WORK TO COMPLETE -
Restate each of the lines given below, word for word.

A block of data
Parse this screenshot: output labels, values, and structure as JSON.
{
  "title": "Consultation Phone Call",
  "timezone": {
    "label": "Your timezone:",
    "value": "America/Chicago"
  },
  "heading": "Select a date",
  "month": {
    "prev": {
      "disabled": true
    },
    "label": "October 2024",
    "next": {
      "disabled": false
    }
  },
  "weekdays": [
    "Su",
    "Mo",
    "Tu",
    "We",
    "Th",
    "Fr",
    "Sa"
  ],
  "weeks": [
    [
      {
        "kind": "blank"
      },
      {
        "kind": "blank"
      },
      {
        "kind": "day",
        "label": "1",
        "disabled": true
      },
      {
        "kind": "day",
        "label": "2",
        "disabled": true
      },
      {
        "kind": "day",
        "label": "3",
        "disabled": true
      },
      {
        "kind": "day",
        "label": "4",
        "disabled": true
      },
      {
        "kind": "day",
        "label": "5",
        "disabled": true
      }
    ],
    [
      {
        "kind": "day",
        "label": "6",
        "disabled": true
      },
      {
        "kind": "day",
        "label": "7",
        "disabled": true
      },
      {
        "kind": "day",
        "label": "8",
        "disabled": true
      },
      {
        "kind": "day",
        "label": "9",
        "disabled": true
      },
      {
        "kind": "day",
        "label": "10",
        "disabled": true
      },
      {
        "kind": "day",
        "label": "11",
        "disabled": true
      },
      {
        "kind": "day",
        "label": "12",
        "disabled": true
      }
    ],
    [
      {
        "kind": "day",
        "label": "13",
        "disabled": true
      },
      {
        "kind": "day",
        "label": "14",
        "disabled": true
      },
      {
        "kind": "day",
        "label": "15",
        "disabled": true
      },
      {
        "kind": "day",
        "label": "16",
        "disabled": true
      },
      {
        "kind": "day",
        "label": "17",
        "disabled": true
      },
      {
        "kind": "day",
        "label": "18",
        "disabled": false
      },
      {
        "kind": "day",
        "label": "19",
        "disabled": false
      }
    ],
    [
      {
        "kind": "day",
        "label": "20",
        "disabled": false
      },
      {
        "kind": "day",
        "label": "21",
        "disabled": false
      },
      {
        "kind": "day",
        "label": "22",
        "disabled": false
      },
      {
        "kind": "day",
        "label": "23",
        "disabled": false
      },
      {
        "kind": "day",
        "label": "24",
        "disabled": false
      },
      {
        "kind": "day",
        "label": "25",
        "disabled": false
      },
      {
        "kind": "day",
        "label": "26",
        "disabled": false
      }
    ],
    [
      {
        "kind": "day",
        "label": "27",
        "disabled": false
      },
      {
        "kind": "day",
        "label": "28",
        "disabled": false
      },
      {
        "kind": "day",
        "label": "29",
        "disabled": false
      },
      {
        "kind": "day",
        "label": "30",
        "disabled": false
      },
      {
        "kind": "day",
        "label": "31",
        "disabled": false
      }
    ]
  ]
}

THE ANSWER -
Parse this screenshot: output labels, values, and structure as JSON.
{
  "title": "Consultation Phone Call",
  "timezone": {
    "label": "Your timezone:",
    "value": "America/Chicago"
  },
  "heading": "Select a date",
  "month": {
    "prev": {
      "disabled": true
    },
    "label": "October 2024",
    "next": {
      "disabled": false
    }
  },
  "weekdays": [
    "Su",
    "Mo",
    "Tu",
    "We",
    "Th",
    "Fr",
    "Sa"
  ],
  "weeks": [
    [
      {
        "kind": "blank"
      },
      {
        "kind": "blank"
      },
      {
        "kind": "day",
        "label": "1",
        "disabled": true
      },
      {
        "kind": "day",
        "label": "2",
        "disabled": true
      },
      {
        "kind": "day",
        "label": "3",
        "disabled": true
      },
      {
        "kind": "day",
        "label": "4",
        "disabled": true
      },
      {
        "kind": "day",
        "label": "5",
        "disabled": true
      }
    ],
    [
      {
        "kind": "day",
        "label": "6",
        "disabled": true
      },
      {
        "kind": "day",
        "label": "7",
        "disabled": true
      },
      {
        "kind": "day",
        "label": "8",
        "disabled": true
      },
      {
        "kind": "day",
        "label": "9",
        "disabled": true
      },
      {
        "kind": "day",
        "label": "10",
        "disabled": true
      },
      {
        "kind": "day",
        "label": "11",
        "disabled": true
      },
      {
        "kind": "day",
        "label": "12",
        "disabled": true
      }
    ],
    [
      {
        "kind": "day",
        "label": "13",
        "disabled": true
      },
      {
        "kind": "day",
        "label": "14",
        "disabled": true
      },
      {
        "kind": "day",
        "label": "15",
        "disabled": true
      },
      {
        "kind": "day",
        "label": "16",
        "disabled": true
      },
      {
        "kind": "day",
        "label": "17",
        "disabled": true
      },
      {
        "kind": "day",
        "label": "18",
        "disabled": false
      },
      {
        "kind": "day",
        "label": "19",
        "disabled": false
      }
    ],
    [
      {
        "kind": "day",
        "label": "20",
        "disabled": false
      },
      {
        "kind": "day",
        "label": "21",
        "disabled": false
      },
      {
        "kind": "day",
        "label": "22",
        "disabled": false
      },
      {
        "kind": "day",
        "label": "23",
        "disabled": false
      },
      {
        "kind": "day",
        "label": "24",
        "disabled": false
      },
      {
        "kind": "day",
        "label": "25",
        "disabled": false
      },
      {
        "kind": "day",
        "label": "26",
        "disabled": false
      }
    ],
    [
      {
        "kind": "day",
        "label": "27",
        "disabled": false
      },
      {
        "kind": "day",
        "label": "28",
        "disabled": false
      },
      {
        "kind": "day",
        "label": "29",
        "disabled": false
      },
      {
        "kind": "day",
        "label": "30",
        "disabled": false
      },
      {
        "kind": "day",
        "label": "31",
        "disabled": false
      }
    ]
  ]
}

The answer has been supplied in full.